--- start of WORKING DATA ---

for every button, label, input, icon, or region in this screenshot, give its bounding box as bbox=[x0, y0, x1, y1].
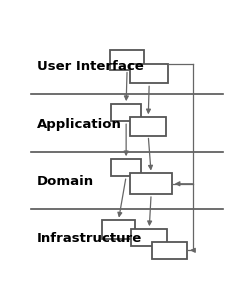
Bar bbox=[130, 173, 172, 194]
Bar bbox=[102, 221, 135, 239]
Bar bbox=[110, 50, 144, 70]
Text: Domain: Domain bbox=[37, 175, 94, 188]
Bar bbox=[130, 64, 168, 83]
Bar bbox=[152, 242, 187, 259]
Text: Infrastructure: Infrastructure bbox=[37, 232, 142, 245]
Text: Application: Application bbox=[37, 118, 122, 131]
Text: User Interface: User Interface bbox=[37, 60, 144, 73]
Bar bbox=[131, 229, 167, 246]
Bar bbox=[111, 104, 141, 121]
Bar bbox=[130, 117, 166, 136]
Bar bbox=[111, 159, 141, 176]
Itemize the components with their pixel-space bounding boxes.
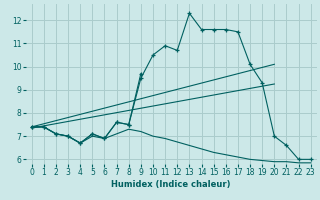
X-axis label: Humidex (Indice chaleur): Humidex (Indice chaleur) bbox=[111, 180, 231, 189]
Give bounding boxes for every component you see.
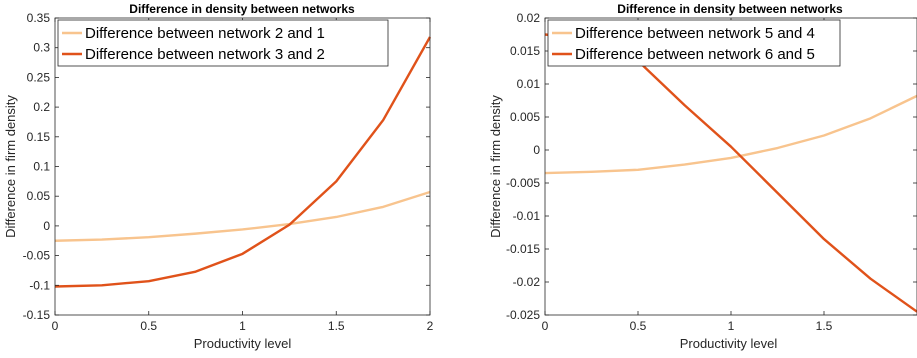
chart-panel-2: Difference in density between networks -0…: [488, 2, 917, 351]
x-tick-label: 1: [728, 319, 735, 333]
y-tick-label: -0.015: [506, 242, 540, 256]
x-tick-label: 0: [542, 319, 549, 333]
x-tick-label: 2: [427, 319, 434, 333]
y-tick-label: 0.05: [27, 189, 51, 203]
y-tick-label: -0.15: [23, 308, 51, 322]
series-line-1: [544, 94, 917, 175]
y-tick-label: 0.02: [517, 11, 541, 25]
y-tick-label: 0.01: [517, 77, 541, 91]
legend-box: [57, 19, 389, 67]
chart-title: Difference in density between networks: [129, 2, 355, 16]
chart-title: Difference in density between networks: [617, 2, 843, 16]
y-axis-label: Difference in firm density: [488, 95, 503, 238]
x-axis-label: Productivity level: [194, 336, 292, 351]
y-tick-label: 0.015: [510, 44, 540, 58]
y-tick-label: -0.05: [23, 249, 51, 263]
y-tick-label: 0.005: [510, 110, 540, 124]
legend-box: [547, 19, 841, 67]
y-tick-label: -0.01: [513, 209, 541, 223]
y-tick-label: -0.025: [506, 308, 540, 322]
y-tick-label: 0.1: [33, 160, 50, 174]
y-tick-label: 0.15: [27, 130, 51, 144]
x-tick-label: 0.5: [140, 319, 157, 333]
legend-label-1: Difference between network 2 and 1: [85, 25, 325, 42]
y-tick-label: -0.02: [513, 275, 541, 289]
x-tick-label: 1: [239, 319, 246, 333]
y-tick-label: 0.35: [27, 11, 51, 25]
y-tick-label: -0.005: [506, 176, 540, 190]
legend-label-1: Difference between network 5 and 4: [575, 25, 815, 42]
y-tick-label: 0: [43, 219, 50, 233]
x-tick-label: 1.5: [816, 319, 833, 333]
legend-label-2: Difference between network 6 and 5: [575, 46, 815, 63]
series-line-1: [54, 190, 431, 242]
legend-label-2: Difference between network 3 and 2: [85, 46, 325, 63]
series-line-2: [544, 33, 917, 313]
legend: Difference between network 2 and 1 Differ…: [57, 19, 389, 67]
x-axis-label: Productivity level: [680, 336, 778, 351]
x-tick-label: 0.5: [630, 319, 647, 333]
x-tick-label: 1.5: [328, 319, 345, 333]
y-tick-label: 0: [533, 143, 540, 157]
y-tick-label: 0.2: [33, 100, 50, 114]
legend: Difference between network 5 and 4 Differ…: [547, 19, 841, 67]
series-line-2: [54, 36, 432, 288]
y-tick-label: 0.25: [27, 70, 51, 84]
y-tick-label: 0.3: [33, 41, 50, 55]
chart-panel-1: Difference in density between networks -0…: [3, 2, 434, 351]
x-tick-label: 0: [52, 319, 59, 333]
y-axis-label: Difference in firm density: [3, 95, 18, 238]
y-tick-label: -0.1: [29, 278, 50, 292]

--- end of WORKING DATA ---

**EXERCISE GOAL:**
Please copy out every line above verbatim, leaving out the pictures.

**EXERCISE OUTPUT:**
for every button, label, input, icon, or region in this screenshot, give its bounding box as bbox=[x0, y0, x1, y1].
Bar bbox=[130, 173, 172, 194]
Bar bbox=[102, 221, 135, 239]
Bar bbox=[110, 50, 144, 70]
Text: Domain: Domain bbox=[37, 175, 94, 188]
Bar bbox=[130, 64, 168, 83]
Bar bbox=[152, 242, 187, 259]
Text: Infrastructure: Infrastructure bbox=[37, 232, 142, 245]
Text: Application: Application bbox=[37, 118, 122, 131]
Text: User Interface: User Interface bbox=[37, 60, 144, 73]
Bar bbox=[131, 229, 167, 246]
Bar bbox=[111, 104, 141, 121]
Bar bbox=[130, 117, 166, 136]
Bar bbox=[111, 159, 141, 176]
Itemize the components with their pixel-space bounding boxes.
X-axis label: Humidex (Indice chaleur): Humidex (Indice chaleur) bbox=[111, 180, 231, 189]
Give bounding boxes for every component you see.
chart-panel-2: Difference in density between networks -0…: [488, 2, 917, 351]
x-tick-label: 1: [728, 319, 735, 333]
y-tick-label: -0.015: [506, 242, 540, 256]
x-tick-label: 0: [542, 319, 549, 333]
x-tick-label: 2: [427, 319, 434, 333]
y-tick-label: 0.05: [27, 189, 51, 203]
y-tick-label: -0.15: [23, 308, 51, 322]
series-line-1: [544, 94, 917, 175]
y-tick-label: 0.02: [517, 11, 541, 25]
y-tick-label: 0.01: [517, 77, 541, 91]
legend-box: [57, 19, 389, 67]
chart-title: Difference in density between networks: [129, 2, 355, 16]
chart-title: Difference in density between networks: [617, 2, 843, 16]
y-axis-label: Difference in firm density: [488, 95, 503, 238]
x-axis-label: Productivity level: [194, 336, 292, 351]
y-tick-label: 0.015: [510, 44, 540, 58]
y-tick-label: -0.05: [23, 249, 51, 263]
y-tick-label: 0.005: [510, 110, 540, 124]
legend-box: [547, 19, 841, 67]
y-tick-label: -0.01: [513, 209, 541, 223]
y-tick-label: -0.025: [506, 308, 540, 322]
y-tick-label: 0.1: [33, 160, 50, 174]
y-tick-label: 0.15: [27, 130, 51, 144]
x-tick-label: 0.5: [140, 319, 157, 333]
legend-label-1: Difference between network 2 and 1: [85, 25, 325, 42]
y-tick-label: -0.02: [513, 275, 541, 289]
x-tick-label: 1: [239, 319, 246, 333]
y-tick-label: 0.35: [27, 11, 51, 25]
y-tick-label: -0.005: [506, 176, 540, 190]
legend-label-1: Difference between network 5 and 4: [575, 25, 815, 42]
y-tick-label: 0: [43, 219, 50, 233]
x-tick-label: 1.5: [816, 319, 833, 333]
legend-label-2: Difference between network 6 and 5: [575, 46, 815, 63]
series-line-1: [54, 190, 431, 242]
legend-label-2: Difference between network 3 and 2: [85, 46, 325, 63]
series-line-2: [544, 33, 917, 313]
legend: Difference between network 2 and 1 Differ…: [57, 19, 389, 67]
x-axis-label: Productivity level: [680, 336, 778, 351]
x-tick-label: 0.5: [630, 319, 647, 333]
x-tick-label: 1.5: [328, 319, 345, 333]
y-tick-label: 0: [533, 143, 540, 157]
y-tick-label: 0.2: [33, 100, 50, 114]
legend: Difference between network 5 and 4 Differ…: [547, 19, 841, 67]
series-line-2: [54, 36, 432, 288]
y-tick-label: 0.25: [27, 70, 51, 84]
y-tick-label: 0.3: [33, 41, 50, 55]
chart-panel-1: Difference in density between networks -0…: [3, 2, 434, 351]
x-tick-label: 0: [52, 319, 59, 333]
y-axis-label: Difference in firm density: [3, 95, 18, 238]
y-tick-label: -0.1: [29, 278, 50, 292]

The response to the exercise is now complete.